== Stored rows

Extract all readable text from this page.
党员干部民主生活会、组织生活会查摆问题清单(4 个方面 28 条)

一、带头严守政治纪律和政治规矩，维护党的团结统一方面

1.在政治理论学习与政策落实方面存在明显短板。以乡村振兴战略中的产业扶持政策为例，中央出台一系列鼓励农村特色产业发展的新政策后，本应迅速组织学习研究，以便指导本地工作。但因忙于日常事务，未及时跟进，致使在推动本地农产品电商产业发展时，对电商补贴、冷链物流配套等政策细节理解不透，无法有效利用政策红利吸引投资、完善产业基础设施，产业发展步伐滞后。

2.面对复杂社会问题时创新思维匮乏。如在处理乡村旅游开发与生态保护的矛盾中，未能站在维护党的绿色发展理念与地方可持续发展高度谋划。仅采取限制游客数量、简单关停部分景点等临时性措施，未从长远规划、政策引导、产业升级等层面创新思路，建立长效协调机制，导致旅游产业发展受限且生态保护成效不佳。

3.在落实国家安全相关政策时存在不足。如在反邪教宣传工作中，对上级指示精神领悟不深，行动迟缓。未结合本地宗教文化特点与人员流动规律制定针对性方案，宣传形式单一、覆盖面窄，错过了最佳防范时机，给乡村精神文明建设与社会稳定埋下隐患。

====
== Stored rows

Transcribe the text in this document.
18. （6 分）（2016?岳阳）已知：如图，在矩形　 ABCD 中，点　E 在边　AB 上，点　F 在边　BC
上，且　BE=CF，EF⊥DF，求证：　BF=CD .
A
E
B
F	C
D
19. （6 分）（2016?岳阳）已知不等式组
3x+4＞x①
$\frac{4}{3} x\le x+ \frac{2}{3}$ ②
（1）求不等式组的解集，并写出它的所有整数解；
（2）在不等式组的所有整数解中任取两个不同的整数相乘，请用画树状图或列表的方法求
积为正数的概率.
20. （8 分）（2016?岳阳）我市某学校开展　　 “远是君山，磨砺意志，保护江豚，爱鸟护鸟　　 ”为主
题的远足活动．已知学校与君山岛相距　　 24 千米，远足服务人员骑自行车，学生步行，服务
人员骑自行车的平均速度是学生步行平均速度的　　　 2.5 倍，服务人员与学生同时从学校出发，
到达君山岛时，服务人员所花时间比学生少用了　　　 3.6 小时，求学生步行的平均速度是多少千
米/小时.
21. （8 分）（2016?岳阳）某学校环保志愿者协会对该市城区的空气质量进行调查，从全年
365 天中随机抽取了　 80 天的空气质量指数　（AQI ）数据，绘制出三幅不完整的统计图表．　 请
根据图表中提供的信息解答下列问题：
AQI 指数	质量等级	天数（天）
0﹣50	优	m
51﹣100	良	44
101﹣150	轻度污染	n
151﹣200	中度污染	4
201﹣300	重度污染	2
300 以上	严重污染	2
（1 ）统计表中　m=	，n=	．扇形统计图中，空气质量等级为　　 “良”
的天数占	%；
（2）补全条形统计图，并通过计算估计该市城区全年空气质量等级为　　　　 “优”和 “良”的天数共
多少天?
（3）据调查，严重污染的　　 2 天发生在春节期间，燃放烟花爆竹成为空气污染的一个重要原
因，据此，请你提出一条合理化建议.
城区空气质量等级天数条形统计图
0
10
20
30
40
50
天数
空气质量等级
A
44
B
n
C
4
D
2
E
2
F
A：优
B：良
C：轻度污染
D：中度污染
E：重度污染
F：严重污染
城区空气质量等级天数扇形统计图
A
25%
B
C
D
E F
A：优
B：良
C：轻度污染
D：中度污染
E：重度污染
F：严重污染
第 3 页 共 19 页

====

Instruction:
What is the number of lines in this listing that contain the word "text"? Answer with that number and nothing else.

Response below:
2